EXERCISE: Transcribe each record below word for word.

INPUT:
....................
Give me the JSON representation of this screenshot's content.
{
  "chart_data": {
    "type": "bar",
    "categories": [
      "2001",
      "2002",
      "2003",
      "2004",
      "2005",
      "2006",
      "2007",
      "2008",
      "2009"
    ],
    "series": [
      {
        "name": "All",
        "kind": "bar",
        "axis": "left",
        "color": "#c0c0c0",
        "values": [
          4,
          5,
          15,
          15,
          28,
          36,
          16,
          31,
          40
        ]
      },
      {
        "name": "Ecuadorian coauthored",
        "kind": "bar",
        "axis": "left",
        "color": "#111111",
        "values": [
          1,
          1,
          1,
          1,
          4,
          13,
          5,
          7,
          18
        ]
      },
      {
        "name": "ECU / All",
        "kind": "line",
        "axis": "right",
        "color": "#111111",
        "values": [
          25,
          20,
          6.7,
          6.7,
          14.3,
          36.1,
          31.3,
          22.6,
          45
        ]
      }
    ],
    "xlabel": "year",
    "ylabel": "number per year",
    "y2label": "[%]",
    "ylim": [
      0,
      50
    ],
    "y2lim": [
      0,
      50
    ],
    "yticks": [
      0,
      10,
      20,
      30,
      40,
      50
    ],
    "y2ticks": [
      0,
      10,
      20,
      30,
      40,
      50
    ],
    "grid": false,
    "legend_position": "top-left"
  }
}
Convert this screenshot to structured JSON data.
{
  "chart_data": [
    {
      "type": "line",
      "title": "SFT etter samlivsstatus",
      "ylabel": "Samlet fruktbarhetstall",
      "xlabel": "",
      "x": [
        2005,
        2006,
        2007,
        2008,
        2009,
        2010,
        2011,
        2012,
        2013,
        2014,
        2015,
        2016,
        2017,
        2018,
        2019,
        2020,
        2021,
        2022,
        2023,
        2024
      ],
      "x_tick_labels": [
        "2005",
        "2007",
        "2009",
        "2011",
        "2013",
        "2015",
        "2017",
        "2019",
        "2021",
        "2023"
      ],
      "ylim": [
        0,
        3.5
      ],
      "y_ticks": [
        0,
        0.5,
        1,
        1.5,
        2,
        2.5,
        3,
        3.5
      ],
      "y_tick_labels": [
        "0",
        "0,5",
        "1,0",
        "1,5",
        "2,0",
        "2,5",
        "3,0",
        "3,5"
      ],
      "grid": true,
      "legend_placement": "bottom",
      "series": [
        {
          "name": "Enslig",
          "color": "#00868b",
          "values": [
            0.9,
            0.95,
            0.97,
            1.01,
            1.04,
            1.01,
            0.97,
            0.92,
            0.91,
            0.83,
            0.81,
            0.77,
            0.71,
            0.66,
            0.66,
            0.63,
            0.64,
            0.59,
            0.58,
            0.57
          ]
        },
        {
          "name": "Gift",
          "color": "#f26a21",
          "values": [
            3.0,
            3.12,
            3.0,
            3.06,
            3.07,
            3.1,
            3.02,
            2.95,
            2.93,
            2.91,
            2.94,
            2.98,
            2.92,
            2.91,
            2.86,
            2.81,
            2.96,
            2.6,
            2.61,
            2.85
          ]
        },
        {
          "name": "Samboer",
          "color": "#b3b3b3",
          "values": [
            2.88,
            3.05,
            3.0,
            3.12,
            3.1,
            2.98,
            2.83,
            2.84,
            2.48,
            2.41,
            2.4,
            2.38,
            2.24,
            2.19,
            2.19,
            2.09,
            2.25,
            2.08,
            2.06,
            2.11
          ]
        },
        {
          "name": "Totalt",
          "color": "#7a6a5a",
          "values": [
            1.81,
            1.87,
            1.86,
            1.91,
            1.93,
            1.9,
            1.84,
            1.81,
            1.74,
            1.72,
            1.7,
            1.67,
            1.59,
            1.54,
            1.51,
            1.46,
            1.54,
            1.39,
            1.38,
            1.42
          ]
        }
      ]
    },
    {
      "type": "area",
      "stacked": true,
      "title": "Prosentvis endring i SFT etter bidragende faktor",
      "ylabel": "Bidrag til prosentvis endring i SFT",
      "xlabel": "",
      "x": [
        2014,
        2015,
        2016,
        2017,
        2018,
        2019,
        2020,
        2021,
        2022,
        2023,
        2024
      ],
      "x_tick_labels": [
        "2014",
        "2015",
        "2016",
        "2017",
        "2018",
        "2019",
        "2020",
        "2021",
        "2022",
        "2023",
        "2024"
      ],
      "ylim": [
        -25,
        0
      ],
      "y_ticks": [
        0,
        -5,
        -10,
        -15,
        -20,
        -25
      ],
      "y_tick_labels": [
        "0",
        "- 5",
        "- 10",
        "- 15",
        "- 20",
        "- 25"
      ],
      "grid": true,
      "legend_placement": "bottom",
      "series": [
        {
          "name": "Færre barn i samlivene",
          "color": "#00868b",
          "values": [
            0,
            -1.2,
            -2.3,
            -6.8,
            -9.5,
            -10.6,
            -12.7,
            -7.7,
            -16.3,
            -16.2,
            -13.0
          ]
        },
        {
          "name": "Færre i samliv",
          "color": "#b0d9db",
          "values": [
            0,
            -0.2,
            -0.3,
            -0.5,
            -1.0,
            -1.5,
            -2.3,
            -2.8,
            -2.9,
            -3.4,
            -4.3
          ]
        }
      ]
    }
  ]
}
....................
REPLY:
Give me the JSON representation of this screenshot's content.
{
  "chart_data": {
    "type": "bar",
    "categories": [
      "2001",
      "2002",
      "2003",
      "2004",
      "2005",
      "2006",
      "2007",
      "2008",
      "2009"
    ],
    "series": [
      {
        "name": "All",
        "kind": "bar",
        "axis": "left",
        "color": "#c0c0c0",
        "values": [
          4,
          5,
          15,
          15,
          28,
          36,
          16,
          31,
          40
        ]
      },
      {
        "name": "Ecuadorian coauthored",
        "kind": "bar",
        "axis": "left",
        "color": "#111111",
        "values": [
          1,
          1,
          1,
          1,
          4,
          13,
          5,
          7,
          18
        ]
      },
      {
        "name": "ECU / All",
        "kind": "line",
        "axis": "right",
        "color": "#111111",
        "values": [
          25,
          20,
          6.7,
          6.7,
          14.3,
          36.1,
          31.3,
          22.6,
          45
        ]
      }
    ],
    "xlabel": "year",
    "ylabel": "number per year",
    "y2label": "[%]",
    "ylim": [
      0,
      50
    ],
    "y2lim": [
      0,
      50
    ],
    "yticks": [
      0,
      10,
      20,
      30,
      40,
      50
    ],
    "y2ticks": [
      0,
      10,
      20,
      30,
      40,
      50
    ],
    "grid": false,
    "legend_position": "top-left"
  }
}
Convert this screenshot to structured JSON data.
{
  "chart_data": [
    {
      "type": "line",
      "title": "SFT etter samlivsstatus",
      "ylabel": "Samlet fruktbarhetstall",
      "xlabel": "",
      "x": [
        2005,
        2006,
        2007,
        2008,
        2009,
        2010,
        2011,
        2012,
        2013,
        2014,
        2015,
        2016,
        2017,
        2018,
        2019,
        2020,
        2021,
        2022,
        2023,
        2024
      ],
      "x_tick_labels": [
        "2005",
        "2007",
        "2009",
        "2011",
        "2013",
        "2015",
        "2017",
        "2019",
        "2021",
        "2023"
      ],
      "ylim": [
        0,
        3.5
      ],
      "y_ticks": [
        0,
        0.5,
        1,
        1.5,
        2,
        2.5,
        3,
        3.5
      ],
      "y_tick_labels": [
        "0",
        "0,5",
        "1,0",
        "1,5",
        "2,0",
        "2,5",
        "3,0",
        "3,5"
      ],
      "grid": true,
      "legend_placement": "bottom",
      "series": [
        {
          "name": "Enslig",
          "color": "#00868b",
          "values": [
            0.9,
            0.95,
            0.97,
            1.01,
            1.04,
            1.01,
            0.97,
            0.92,
            0.91,
            0.83,
            0.81,
            0.77,
            0.71,
            0.66,
            0.66,
            0.63,
            0.64,
            0.59,
            0.58,
            0.57
          ]
        },
        {
          "name": "Gift",
          "color": "#f26a21",
          "values": [
            3.0,
            3.12,
            3.0,
            3.06,
            3.07,
            3.1,
            3.02,
            2.95,
            2.93,
            2.91,
            2.94,
            2.98,
            2.92,
            2.91,
            2.86,
            2.81,
            2.96,
            2.6,
            2.61,
            2.85
          ]
        },
        {
          "name": "Samboer",
          "color": "#b3b3b3",
          "values": [
            2.88,
            3.05,
            3.0,
            3.12,
            3.1,
            2.98,
            2.83,
            2.84,
            2.48,
            2.41,
            2.4,
            2.38,
            2.24,
            2.19,
            2.19,
            2.09,
            2.25,
            2.08,
            2.06,
            2.11
          ]
        },
        {
          "name": "Totalt",
          "color": "#7a6a5a",
          "values": [
            1.81,
            1.87,
            1.86,
            1.91,
            1.93,
            1.9,
            1.84,
            1.81,
            1.74,
            1.72,
            1.7,
            1.67,
            1.59,
            1.54,
            1.51,
            1.46,
            1.54,
            1.39,
            1.38,
            1.42
          ]
        }
      ]
    },
    {
      "type": "area",
      "stacked": true,
      "title": "Prosentvis endring i SFT etter bidragende faktor",
      "ylabel": "Bidrag til prosentvis endring i SFT",
      "xlabel": "",
      "x": [
        2014,
        2015,
        2016,
        2017,
        2018,
        2019,
        2020,
        2021,
        2022,
        2023,
        2024
      ],
      "x_tick_labels": [
        "2014",
        "2015",
        "2016",
        "2017",
        "2018",
        "2019",
        "2020",
        "2021",
        "2022",
        "2023",
        "2024"
      ],
      "ylim": [
        -25,
        0
      ],
      "y_ticks": [
        0,
        -5,
        -10,
        -15,
        -20,
        -25
      ],
      "y_tick_labels": [
        "0",
        "- 5",
        "- 10",
        "- 15",
        "- 20",
        "- 25"
      ],
      "grid": true,
      "legend_placement": "bottom",
      "series": [
        {
          "name": "Færre barn i samlivene",
          "color": "#00868b",
          "values": [
            0,
            -1.2,
            -2.3,
            -6.8,
            -9.5,
            -10.6,
            -12.7,
            -7.7,
            -16.3,
            -16.2,
            -13.0
          ]
        },
        {
          "name": "Færre i samliv",
          "color": "#b0d9db",
          "values": [
            0,
            -0.2,
            -0.3,
            -0.5,
            -1.0,
            -1.5,
            -2.3,
            -2.8,
            -2.9,
            -3.4,
            -4.3
          ]
        }
      ]
    }
  ]
}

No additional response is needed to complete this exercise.